* _GOAL_
Output the data that follows exactly, line for line.

(Dataset listings of figures)
# # # #
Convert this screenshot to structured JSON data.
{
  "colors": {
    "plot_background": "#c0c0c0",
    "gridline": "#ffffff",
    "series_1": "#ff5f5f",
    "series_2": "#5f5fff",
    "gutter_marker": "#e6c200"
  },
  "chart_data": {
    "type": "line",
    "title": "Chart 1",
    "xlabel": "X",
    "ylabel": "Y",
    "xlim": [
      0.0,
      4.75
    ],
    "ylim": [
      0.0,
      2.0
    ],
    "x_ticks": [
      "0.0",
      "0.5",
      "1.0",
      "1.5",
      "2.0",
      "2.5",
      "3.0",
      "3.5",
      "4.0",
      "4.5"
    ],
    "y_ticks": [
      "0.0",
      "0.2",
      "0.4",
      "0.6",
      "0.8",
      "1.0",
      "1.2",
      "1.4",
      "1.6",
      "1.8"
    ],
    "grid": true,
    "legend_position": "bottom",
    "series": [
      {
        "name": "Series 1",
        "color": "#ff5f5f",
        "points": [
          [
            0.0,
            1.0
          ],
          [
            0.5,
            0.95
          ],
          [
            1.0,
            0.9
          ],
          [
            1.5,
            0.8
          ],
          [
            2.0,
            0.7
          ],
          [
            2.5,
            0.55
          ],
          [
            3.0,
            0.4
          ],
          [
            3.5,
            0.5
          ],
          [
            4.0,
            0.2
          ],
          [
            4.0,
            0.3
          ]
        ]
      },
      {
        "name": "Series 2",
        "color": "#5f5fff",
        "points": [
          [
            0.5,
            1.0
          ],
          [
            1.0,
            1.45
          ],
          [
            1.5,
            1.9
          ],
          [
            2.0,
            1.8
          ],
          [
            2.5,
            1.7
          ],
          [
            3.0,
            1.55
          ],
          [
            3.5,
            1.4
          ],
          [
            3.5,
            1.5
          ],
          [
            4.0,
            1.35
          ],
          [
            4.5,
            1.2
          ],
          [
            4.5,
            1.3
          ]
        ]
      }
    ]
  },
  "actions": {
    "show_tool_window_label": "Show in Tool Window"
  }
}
# # # #
* _RESPONSE TO THIS EXERCISE_
Convert this screenshot to structured JSON data.
{
  "colors": {
    "plot_background": "#c0c0c0",
    "gridline": "#ffffff",
    "series_1": "#ff5f5f",
    "series_2": "#5f5fff",
    "gutter_marker": "#e6c200"
  },
  "chart_data": {
    "type": "line",
    "title": "Chart 1",
    "xlabel": "X",
    "ylabel": "Y",
    "xlim": [
      0.0,
      4.75
    ],
    "ylim": [
      0.0,
      2.0
    ],
    "x_ticks": [
      "0.0",
      "0.5",
      "1.0",
      "1.5",
      "2.0",
      "2.5",
      "3.0",
      "3.5",
      "4.0",
      "4.5"
    ],
    "y_ticks": [
      "0.0",
      "0.2",
      "0.4",
      "0.6",
      "0.8",
      "1.0",
      "1.2",
      "1.4",
      "1.6",
      "1.8"
    ],
    "grid": true,
    "legend_position": "bottom",
    "series": [
      {
        "name": "Series 1",
        "color": "#ff5f5f",
        "points": [
          [
            0.0,
            1.0
          ],
          [
            0.5,
            0.95
          ],
          [
            1.0,
            0.9
          ],
          [
            1.5,
            0.8
          ],
          [
            2.0,
            0.7
          ],
          [
            2.5,
            0.55
          ],
          [
            3.0,
            0.4
          ],
          [
            3.5,
            0.5
          ],
          [
            4.0,
            0.2
          ],
          [
            4.0,
            0.3
          ]
        ]
      },
      {
        "name": "Series 2",
        "color": "#5f5fff",
        "points": [
          [
            0.5,
            1.0
          ],
          [
            1.0,
            1.45
          ],
          [
            1.5,
            1.9
          ],
          [
            2.0,
            1.8
          ],
          [
            2.5,
            1.7
          ],
          [
            3.0,
            1.55
          ],
          [
            3.5,
            1.4
          ],
          [
            3.5,
            1.5
          ],
          [
            4.0,
            1.35
          ],
          [
            4.5,
            1.2
          ],
          [
            4.5,
            1.3
          ]
        ]
      }
    ]
  },
  "actions": {
    "show_tool_window_label": "Show in Tool Window"
  }
}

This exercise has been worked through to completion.